— start of Data —
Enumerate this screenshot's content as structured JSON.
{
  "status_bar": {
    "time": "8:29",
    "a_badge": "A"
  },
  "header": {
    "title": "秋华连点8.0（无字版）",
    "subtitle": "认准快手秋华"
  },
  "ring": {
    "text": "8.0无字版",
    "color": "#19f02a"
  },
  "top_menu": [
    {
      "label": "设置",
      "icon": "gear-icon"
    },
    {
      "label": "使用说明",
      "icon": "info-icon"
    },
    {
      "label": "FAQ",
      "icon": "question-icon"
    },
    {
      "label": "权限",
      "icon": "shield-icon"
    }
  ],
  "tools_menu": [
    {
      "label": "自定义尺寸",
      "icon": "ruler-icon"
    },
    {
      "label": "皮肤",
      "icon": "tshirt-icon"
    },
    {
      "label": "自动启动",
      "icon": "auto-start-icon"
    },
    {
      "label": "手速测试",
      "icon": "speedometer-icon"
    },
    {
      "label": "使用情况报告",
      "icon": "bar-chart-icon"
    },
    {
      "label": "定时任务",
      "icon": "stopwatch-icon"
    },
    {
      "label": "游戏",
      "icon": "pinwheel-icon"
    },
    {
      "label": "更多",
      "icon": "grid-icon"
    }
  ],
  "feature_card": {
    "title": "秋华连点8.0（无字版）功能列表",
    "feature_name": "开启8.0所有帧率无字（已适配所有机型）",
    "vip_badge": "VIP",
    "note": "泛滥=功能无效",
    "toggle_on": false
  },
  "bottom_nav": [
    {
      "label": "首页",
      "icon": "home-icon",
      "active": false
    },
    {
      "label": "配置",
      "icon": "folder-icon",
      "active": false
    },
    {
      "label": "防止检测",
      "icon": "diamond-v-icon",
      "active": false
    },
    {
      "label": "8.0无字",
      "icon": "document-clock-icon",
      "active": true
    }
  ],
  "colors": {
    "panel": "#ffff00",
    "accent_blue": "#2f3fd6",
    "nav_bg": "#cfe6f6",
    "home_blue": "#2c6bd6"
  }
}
— end of Data —
■ **Set task**:
Using the listing above, reproduce each line without omission.

■ **Correct answer**:
Enumerate this screenshot's content as structured JSON.
{
  "status_bar": {
    "time": "8:29",
    "a_badge": "A"
  },
  "header": {
    "title": "秋华连点8.0（无字版）",
    "subtitle": "认准快手秋华"
  },
  "ring": {
    "text": "8.0无字版",
    "color": "#19f02a"
  },
  "top_menu": [
    {
      "label": "设置",
      "icon": "gear-icon"
    },
    {
      "label": "使用说明",
      "icon": "info-icon"
    },
    {
      "label": "FAQ",
      "icon": "question-icon"
    },
    {
      "label": "权限",
      "icon": "shield-icon"
    }
  ],
  "tools_menu": [
    {
      "label": "自定义尺寸",
      "icon": "ruler-icon"
    },
    {
      "label": "皮肤",
      "icon": "tshirt-icon"
    },
    {
      "label": "自动启动",
      "icon": "auto-start-icon"
    },
    {
      "label": "手速测试",
      "icon": "speedometer-icon"
    },
    {
      "label": "使用情况报告",
      "icon": "bar-chart-icon"
    },
    {
      "label": "定时任务",
      "icon": "stopwatch-icon"
    },
    {
      "label": "游戏",
      "icon": "pinwheel-icon"
    },
    {
      "label": "更多",
      "icon": "grid-icon"
    }
  ],
  "feature_card": {
    "title": "秋华连点8.0（无字版）功能列表",
    "feature_name": "开启8.0所有帧率无字（已适配所有机型）",
    "vip_badge": "VIP",
    "note": "泛滥=功能无效",
    "toggle_on": false
  },
  "bottom_nav": [
    {
      "label": "首页",
      "icon": "home-icon",
      "active": false
    },
    {
      "label": "配置",
      "icon": "folder-icon",
      "active": false
    },
    {
      "label": "防止检测",
      "icon": "diamond-v-icon",
      "active": false
    },
    {
      "label": "8.0无字",
      "icon": "document-clock-icon",
      "active": true
    }
  ],
  "colors": {
    "panel": "#ffff00",
    "accent_blue": "#2f3fd6",
    "nav_bg": "#cfe6f6",
    "home_blue": "#2c6bd6"
  }
}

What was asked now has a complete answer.